● The task
Restate the entries below verbatim.

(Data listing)
============================================================

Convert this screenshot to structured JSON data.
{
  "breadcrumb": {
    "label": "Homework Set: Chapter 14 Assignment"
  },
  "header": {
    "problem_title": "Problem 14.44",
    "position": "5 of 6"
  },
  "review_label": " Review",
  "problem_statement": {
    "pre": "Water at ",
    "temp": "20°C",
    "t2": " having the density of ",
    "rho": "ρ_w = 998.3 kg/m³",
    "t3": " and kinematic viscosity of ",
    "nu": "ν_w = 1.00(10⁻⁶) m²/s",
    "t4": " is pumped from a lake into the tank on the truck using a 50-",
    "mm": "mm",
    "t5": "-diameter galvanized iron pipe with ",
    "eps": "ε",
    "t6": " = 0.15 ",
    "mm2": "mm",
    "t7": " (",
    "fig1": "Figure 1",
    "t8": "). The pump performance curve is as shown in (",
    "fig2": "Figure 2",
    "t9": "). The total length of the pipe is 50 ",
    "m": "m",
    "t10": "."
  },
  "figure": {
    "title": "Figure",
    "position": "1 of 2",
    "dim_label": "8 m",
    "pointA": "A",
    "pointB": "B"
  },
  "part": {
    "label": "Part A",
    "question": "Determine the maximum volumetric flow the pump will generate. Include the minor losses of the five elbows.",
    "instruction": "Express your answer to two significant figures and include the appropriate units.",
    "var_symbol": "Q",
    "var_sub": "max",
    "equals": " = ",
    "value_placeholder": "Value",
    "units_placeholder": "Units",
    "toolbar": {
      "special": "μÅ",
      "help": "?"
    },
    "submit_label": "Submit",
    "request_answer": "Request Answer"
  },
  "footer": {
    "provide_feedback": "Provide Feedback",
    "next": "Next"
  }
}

============================================================

● Reply to the exercise
Convert this screenshot to structured JSON data.
{
  "breadcrumb": {
    "label": "Homework Set: Chapter 14 Assignment"
  },
  "header": {
    "problem_title": "Problem 14.44",
    "position": "5 of 6"
  },
  "review_label": " Review",
  "problem_statement": {
    "pre": "Water at ",
    "temp": "20°C",
    "t2": " having the density of ",
    "rho": "ρ_w = 998.3 kg/m³",
    "t3": " and kinematic viscosity of ",
    "nu": "ν_w = 1.00(10⁻⁶) m²/s",
    "t4": " is pumped from a lake into the tank on the truck using a 50-",
    "mm": "mm",
    "t5": "-diameter galvanized iron pipe with ",
    "eps": "ε",
    "t6": " = 0.15 ",
    "mm2": "mm",
    "t7": " (",
    "fig1": "Figure 1",
    "t8": "). The pump performance curve is as shown in (",
    "fig2": "Figure 2",
    "t9": "). The total length of the pipe is 50 ",
    "m": "m",
    "t10": "."
  },
  "figure": {
    "title": "Figure",
    "position": "1 of 2",
    "dim_label": "8 m",
    "pointA": "A",
    "pointB": "B"
  },
  "part": {
    "label": "Part A",
    "question": "Determine the maximum volumetric flow the pump will generate. Include the minor losses of the five elbows.",
    "instruction": "Express your answer to two significant figures and include the appropriate units.",
    "var_symbol": "Q",
    "var_sub": "max",
    "equals": " = ",
    "value_placeholder": "Value",
    "units_placeholder": "Units",
    "toolbar": {
      "special": "μÅ",
      "help": "?"
    },
    "submit_label": "Submit",
    "request_answer": "Request Answer"
  },
  "footer": {
    "provide_feedback": "Provide Feedback",
    "next": "Next"
  }
}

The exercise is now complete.